START Material provided

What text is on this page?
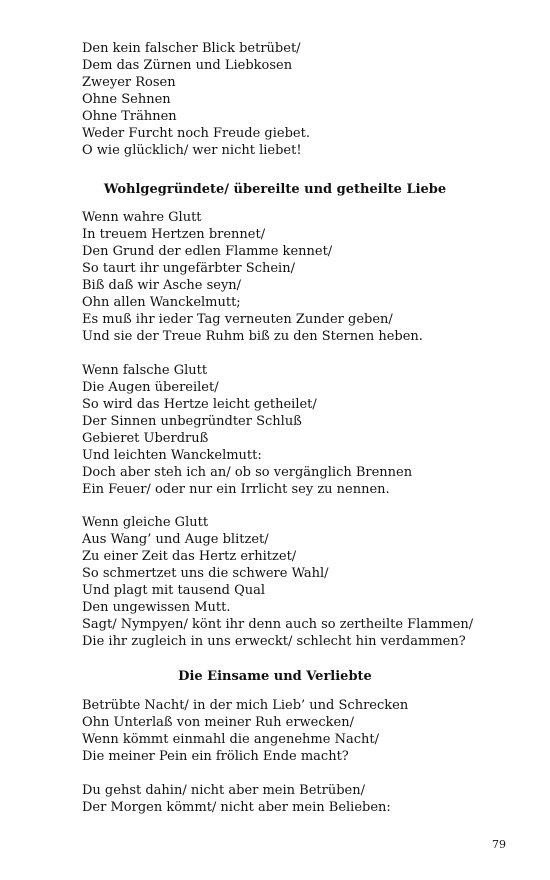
Den kein falscher Blick betrübet/
Dem das Zürnen und Liebkosen
Zweyer Rosen
Ohne Sehnen
Ohne Trähnen
Weder Furcht noch Freude giebet.
O wie glücklich/ wer nicht liebet!
Wohlgegründete/ übereilte und getheilte Liebe
Wenn wahre Glutt
In treuem Hertzen brennet/
Den Grund der edlen Flamme kennet/
So taurt ihr ungefärbter Schein/
Biß daß wir Asche seyn/
Ohn allen Wanckelmutt;
Es muß ihr ieder Tag verneuten Zunder geben/
Und sie der Treue Ruhm biß zu den Sternen heben.
Wenn falsche Glutt
Die Augen übereilet/
So wird das Hertze leicht getheilet/
Der Sinnen unbegründter Schluß
Gebieret Uberdruß
Und leichten Wanckelmutt:
Doch aber steh ich an/ ob so vergänglich Brennen
Ein Feuer/ oder nur ein Irrlicht sey zu nennen.
Wenn gleiche Glutt
Aus Wang’ und Auge blitzet/
Zu einer Zeit das Hertz erhitzet/
So schmertzet uns die schwere Wahl/
Und plagt mit tausend Qual
Den ungewissen Mutt.
Sagt/ Nympyen/ könt ihr denn auch so zertheilte Flammen/
Die ihr zugleich in uns erweckt/ schlecht hin verdammen?
Die Einsame und Verliebte
Betrübte Nacht/ in der mich Lieb’ und Schrecken
Ohn Unterlaß von meiner Ruh erwecken/
Wenn kömmt einmahl die angenehme Nacht/
Die meiner Pein ein frölich Ende macht?
Du gehst dahin/ nicht aber mein Betrüben/
Der Morgen kömmt/ nicht aber mein Belieben:
79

END Material provided

[Brief] Transcribe the records above verbatim. Do not carry over any picture.

[Completed exercise]
What text is on this page?
Den kein falscher Blick betrübet/
Dem das Zürnen und Liebkosen
Zweyer Rosen
Ohne Sehnen
Ohne Trähnen
Weder Furcht noch Freude giebet.
O wie glücklich/ wer nicht liebet!
Wohlgegründete/ übereilte und getheilte Liebe
Wenn wahre Glutt
In treuem Hertzen brennet/
Den Grund der edlen Flamme kennet/
So taurt ihr ungefärbter Schein/
Biß daß wir Asche seyn/
Ohn allen Wanckelmutt;
Es muß ihr ieder Tag verneuten Zunder geben/
Und sie der Treue Ruhm biß zu den Sternen heben.
Wenn falsche Glutt
Die Augen übereilet/
So wird das Hertze leicht getheilet/
Der Sinnen unbegründter Schluß
Gebieret Uberdruß
Und leichten Wanckelmutt:
Doch aber steh ich an/ ob so vergänglich Brennen
Ein Feuer/ oder nur ein Irrlicht sey zu nennen.
Wenn gleiche Glutt
Aus Wang’ und Auge blitzet/
Zu einer Zeit das Hertz erhitzet/
So schmertzet uns die schwere Wahl/
Und plagt mit tausend Qual
Den ungewissen Mutt.
Sagt/ Nympyen/ könt ihr denn auch so zertheilte Flammen/
Die ihr zugleich in uns erweckt/ schlecht hin verdammen?
Die Einsame und Verliebte
Betrübte Nacht/ in der mich Lieb’ und Schrecken
Ohn Unterlaß von meiner Ruh erwecken/
Wenn kömmt einmahl die angenehme Nacht/
Die meiner Pein ein frölich Ende macht?
Du gehst dahin/ nicht aber mein Betrüben/
Der Morgen kömmt/ nicht aber mein Belieben:
79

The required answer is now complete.